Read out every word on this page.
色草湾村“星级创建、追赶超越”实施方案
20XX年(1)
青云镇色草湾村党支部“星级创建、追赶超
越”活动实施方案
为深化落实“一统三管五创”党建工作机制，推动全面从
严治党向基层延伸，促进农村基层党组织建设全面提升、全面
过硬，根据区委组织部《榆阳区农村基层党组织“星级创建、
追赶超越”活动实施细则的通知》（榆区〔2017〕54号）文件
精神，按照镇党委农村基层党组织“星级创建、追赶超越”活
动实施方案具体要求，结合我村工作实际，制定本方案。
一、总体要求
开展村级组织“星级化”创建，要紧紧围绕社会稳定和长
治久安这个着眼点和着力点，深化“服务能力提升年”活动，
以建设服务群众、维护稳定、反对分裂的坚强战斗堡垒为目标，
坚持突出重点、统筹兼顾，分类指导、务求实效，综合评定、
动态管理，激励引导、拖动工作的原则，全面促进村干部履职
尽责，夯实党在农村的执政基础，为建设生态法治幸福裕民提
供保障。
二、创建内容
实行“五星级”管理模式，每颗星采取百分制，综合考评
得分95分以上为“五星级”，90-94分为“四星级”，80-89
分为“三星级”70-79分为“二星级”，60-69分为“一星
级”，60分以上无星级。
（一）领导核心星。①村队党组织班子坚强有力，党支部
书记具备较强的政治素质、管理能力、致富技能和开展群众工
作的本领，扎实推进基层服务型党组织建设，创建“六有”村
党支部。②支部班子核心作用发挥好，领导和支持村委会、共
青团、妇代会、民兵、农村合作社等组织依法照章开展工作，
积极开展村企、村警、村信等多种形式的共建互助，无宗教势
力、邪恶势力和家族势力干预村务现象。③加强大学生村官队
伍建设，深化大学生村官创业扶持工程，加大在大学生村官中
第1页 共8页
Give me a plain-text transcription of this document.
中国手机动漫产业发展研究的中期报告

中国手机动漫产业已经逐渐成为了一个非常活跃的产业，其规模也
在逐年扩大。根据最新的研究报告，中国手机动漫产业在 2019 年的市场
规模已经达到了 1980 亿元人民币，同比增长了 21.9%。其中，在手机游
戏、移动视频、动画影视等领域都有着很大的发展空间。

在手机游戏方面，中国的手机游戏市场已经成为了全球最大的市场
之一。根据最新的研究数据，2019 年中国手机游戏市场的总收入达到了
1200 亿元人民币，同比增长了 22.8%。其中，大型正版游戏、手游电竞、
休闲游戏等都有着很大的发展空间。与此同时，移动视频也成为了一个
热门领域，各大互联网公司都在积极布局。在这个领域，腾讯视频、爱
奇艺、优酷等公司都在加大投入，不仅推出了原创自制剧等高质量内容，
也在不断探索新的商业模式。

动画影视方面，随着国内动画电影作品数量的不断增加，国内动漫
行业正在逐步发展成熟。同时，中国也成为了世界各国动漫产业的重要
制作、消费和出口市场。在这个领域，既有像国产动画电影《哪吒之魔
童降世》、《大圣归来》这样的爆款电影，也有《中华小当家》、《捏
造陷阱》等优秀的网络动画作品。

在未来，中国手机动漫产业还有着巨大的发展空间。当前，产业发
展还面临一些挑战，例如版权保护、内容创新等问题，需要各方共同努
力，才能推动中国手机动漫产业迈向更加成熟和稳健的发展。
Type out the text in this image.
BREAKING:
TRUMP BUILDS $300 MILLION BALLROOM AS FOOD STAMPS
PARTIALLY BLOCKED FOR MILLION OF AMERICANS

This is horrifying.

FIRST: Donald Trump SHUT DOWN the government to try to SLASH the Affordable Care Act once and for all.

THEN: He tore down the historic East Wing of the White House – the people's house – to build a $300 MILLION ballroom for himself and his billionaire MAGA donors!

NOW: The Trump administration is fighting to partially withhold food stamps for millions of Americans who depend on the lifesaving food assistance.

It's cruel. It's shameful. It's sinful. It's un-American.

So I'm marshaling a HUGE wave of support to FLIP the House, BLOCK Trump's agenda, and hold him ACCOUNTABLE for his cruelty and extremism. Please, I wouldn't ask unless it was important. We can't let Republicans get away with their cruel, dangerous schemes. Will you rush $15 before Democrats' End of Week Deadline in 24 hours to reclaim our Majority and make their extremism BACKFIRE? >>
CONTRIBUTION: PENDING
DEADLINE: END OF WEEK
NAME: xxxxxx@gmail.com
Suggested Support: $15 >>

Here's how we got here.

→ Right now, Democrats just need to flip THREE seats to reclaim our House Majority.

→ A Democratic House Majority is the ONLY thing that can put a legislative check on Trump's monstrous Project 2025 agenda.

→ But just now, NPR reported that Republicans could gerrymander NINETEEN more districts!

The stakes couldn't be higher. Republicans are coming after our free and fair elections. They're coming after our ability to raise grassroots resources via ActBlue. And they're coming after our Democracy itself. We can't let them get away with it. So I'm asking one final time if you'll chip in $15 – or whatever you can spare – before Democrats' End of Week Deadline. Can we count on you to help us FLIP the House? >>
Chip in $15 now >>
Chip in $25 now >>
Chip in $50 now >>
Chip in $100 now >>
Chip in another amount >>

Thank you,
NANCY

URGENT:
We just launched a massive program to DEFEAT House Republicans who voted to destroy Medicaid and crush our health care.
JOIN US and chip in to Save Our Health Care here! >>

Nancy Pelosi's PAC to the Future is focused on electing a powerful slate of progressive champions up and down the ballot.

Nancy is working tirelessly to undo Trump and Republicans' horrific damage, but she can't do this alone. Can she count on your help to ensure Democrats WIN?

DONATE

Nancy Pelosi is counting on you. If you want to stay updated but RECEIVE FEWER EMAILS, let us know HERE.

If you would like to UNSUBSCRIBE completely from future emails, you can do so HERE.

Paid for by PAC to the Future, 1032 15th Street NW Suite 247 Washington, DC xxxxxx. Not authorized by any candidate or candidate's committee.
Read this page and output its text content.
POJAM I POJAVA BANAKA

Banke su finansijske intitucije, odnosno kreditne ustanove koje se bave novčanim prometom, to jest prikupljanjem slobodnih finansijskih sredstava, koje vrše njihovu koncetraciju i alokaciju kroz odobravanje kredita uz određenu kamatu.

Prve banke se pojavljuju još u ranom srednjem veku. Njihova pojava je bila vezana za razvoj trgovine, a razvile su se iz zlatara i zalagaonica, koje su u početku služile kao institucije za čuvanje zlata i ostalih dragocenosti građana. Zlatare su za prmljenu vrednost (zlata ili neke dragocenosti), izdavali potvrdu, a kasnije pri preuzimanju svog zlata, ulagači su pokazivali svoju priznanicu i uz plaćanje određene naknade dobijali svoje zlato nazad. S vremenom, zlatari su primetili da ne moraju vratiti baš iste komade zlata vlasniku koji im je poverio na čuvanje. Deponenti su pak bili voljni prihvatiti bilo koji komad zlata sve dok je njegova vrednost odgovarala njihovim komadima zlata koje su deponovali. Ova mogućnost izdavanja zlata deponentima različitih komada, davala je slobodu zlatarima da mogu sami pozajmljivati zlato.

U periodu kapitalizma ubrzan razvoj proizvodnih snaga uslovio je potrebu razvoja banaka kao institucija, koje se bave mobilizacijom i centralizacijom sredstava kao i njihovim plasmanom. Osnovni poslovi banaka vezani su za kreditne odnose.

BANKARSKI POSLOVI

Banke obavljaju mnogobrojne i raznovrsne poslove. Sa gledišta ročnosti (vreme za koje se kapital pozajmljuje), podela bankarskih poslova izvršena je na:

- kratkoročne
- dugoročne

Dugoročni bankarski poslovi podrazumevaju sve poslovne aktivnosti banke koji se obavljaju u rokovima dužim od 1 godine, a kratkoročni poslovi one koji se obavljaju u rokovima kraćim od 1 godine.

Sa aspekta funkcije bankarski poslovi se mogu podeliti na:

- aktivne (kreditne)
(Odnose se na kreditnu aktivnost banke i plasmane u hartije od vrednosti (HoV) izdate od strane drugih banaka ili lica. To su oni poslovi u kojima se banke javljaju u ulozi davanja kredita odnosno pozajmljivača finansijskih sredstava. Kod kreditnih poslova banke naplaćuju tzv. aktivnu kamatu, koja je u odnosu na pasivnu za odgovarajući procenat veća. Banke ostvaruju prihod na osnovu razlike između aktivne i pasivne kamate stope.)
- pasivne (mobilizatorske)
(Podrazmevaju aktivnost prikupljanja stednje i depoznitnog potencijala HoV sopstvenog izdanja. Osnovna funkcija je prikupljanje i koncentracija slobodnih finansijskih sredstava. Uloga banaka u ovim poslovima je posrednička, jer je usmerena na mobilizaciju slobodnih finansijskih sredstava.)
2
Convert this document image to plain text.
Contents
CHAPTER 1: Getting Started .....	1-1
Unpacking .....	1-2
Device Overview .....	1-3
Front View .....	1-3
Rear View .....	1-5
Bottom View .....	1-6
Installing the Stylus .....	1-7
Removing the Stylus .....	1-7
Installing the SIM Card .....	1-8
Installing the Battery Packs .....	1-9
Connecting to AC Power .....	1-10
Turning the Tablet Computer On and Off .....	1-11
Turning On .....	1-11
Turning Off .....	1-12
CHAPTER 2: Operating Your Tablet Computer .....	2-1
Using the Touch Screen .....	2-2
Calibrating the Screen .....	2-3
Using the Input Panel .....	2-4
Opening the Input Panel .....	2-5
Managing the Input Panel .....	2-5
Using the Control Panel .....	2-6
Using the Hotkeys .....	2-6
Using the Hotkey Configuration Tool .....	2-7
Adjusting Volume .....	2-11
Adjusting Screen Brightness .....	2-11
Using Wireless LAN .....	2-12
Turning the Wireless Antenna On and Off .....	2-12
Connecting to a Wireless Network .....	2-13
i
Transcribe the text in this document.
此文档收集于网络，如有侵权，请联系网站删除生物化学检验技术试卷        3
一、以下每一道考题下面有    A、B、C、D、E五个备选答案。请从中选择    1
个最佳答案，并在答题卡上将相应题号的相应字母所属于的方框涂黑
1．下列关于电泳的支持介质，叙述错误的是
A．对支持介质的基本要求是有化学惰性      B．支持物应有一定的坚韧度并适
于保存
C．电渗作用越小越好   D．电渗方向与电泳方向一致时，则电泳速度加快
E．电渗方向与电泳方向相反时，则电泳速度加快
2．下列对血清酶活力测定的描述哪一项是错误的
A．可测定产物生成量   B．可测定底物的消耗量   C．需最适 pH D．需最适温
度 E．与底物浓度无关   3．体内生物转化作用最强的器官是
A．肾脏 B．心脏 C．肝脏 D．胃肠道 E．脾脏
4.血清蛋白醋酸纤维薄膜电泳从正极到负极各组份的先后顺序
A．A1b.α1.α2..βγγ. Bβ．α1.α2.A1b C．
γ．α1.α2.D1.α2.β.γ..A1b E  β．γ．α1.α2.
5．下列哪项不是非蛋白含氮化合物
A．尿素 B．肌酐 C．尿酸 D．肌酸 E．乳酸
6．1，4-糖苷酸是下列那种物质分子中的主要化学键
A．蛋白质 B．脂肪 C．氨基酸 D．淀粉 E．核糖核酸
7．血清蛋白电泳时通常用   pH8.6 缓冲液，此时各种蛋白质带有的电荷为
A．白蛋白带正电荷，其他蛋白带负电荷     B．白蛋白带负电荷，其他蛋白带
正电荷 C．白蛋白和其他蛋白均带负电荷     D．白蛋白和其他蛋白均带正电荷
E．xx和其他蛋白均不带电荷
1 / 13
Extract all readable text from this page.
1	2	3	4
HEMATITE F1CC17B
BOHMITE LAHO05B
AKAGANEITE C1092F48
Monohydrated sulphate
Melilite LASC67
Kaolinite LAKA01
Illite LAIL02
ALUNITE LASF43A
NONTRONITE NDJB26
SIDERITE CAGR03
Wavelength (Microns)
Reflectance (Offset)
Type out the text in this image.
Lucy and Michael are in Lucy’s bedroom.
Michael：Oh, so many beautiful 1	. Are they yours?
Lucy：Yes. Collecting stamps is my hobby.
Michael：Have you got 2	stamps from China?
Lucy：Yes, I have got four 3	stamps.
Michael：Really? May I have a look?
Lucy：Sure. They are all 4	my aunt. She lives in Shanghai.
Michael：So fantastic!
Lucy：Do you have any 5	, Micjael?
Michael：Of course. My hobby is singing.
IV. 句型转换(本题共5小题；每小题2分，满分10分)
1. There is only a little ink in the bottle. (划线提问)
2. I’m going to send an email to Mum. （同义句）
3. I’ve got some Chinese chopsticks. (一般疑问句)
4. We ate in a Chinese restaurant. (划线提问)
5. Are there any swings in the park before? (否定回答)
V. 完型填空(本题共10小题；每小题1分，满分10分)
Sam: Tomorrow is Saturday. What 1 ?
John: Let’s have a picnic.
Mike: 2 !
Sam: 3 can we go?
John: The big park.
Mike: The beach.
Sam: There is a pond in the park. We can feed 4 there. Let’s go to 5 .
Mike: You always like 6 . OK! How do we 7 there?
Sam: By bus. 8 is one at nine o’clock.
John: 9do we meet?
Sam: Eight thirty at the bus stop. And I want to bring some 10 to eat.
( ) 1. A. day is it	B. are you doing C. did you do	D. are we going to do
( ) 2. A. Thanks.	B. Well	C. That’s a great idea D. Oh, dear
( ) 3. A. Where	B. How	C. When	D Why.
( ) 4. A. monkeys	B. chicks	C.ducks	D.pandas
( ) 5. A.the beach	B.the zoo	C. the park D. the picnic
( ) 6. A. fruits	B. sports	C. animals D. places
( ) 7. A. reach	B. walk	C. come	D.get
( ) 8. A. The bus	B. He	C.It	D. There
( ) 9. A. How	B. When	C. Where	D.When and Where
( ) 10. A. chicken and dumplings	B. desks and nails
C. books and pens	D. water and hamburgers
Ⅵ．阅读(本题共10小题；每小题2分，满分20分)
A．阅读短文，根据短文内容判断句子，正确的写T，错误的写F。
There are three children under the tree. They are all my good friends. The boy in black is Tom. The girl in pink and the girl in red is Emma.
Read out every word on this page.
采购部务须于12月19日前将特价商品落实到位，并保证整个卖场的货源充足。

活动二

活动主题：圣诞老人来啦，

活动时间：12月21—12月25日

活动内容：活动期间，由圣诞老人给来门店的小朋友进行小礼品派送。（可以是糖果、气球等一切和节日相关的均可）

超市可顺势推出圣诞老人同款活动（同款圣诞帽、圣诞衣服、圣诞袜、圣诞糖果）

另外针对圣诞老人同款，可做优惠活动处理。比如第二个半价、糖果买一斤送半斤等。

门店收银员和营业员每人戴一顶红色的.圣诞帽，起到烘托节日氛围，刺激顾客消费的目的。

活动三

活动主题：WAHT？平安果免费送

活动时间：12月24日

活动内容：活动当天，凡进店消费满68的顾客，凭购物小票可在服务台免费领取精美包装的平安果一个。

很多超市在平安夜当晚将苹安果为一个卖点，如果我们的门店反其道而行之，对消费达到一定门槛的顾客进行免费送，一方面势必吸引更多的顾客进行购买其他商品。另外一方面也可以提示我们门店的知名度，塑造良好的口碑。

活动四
###
Copy all lines from the data that hold the word "page".

> _The completed task_:
Read out every word on this page.
Read this page and output its text content.
Extract all readable text from this page.
Read out every word on this page.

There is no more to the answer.